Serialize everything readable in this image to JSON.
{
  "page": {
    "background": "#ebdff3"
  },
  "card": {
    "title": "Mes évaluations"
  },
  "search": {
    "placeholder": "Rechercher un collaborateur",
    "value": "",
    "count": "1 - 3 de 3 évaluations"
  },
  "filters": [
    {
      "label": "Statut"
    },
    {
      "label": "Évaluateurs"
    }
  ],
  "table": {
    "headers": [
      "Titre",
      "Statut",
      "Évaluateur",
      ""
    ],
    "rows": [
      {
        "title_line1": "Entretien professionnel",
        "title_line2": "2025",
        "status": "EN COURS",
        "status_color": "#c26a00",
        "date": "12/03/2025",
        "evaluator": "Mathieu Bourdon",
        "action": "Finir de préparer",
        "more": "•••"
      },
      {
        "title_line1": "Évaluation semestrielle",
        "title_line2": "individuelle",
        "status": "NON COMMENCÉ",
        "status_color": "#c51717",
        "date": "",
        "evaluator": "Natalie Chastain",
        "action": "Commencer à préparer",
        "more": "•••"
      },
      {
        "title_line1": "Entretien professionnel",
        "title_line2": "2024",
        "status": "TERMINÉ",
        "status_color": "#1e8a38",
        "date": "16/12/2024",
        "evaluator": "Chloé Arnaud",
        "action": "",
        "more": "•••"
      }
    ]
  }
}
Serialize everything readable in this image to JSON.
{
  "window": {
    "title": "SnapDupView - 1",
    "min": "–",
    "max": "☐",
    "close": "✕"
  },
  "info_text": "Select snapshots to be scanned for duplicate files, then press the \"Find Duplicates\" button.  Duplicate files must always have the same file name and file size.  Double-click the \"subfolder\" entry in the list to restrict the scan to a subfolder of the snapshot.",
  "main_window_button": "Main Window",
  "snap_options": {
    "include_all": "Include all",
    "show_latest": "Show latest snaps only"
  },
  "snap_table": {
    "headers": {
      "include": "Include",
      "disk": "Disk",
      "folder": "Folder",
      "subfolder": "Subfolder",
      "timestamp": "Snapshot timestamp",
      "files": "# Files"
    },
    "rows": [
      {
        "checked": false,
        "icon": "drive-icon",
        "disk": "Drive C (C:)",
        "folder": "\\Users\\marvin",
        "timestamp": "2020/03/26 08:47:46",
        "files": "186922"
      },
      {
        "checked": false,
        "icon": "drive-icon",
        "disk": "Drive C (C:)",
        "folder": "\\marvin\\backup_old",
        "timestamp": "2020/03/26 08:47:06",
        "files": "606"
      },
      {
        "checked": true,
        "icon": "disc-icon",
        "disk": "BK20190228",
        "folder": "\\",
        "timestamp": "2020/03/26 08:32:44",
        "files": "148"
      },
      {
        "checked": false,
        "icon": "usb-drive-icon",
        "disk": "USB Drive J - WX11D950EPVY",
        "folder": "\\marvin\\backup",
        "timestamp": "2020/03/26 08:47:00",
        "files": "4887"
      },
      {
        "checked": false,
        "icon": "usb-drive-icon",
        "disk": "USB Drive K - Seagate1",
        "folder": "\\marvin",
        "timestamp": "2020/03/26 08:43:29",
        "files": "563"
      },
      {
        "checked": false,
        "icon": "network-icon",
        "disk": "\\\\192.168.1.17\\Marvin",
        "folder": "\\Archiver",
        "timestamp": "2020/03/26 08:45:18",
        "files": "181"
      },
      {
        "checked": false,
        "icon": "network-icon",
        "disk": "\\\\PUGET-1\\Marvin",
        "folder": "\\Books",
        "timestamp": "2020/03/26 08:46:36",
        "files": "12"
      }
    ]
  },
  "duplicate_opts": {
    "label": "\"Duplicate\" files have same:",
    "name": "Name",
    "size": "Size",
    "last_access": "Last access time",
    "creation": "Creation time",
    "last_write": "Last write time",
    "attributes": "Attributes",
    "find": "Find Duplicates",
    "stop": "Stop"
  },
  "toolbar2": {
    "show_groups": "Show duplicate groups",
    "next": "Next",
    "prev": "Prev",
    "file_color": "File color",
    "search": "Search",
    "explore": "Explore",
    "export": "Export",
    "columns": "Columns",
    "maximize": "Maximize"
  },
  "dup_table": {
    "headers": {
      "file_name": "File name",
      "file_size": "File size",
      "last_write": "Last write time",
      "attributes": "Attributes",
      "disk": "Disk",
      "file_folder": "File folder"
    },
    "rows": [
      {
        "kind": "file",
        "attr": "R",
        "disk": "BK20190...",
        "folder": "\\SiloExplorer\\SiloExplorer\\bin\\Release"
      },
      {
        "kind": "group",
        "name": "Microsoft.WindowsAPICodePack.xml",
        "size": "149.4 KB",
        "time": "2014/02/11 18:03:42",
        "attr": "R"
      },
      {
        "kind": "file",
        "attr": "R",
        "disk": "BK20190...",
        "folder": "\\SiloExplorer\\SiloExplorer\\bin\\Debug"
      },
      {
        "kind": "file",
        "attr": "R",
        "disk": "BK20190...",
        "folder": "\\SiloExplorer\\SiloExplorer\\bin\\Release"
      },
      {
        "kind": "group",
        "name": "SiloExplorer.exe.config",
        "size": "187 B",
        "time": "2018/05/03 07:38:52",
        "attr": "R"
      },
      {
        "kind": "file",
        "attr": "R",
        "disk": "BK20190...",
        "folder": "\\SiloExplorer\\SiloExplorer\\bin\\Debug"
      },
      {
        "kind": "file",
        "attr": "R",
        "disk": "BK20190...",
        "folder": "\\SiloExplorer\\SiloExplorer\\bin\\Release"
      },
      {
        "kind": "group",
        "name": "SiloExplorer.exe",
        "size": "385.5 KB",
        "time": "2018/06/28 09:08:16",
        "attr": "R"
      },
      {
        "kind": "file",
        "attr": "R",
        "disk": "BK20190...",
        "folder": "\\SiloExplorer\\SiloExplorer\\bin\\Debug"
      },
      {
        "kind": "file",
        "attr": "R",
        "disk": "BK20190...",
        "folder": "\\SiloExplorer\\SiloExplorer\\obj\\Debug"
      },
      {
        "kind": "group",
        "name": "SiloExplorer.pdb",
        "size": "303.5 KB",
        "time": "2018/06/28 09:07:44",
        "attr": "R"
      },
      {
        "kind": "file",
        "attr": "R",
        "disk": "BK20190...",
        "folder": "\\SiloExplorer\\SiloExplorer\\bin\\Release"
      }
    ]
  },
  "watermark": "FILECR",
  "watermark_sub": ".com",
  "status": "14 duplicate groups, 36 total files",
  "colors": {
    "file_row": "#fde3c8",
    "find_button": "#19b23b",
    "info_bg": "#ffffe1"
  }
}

==============================

**Work required:** Count the lines above that contain the word "attributes", and reply with only that number.

**Solution for this task:** 2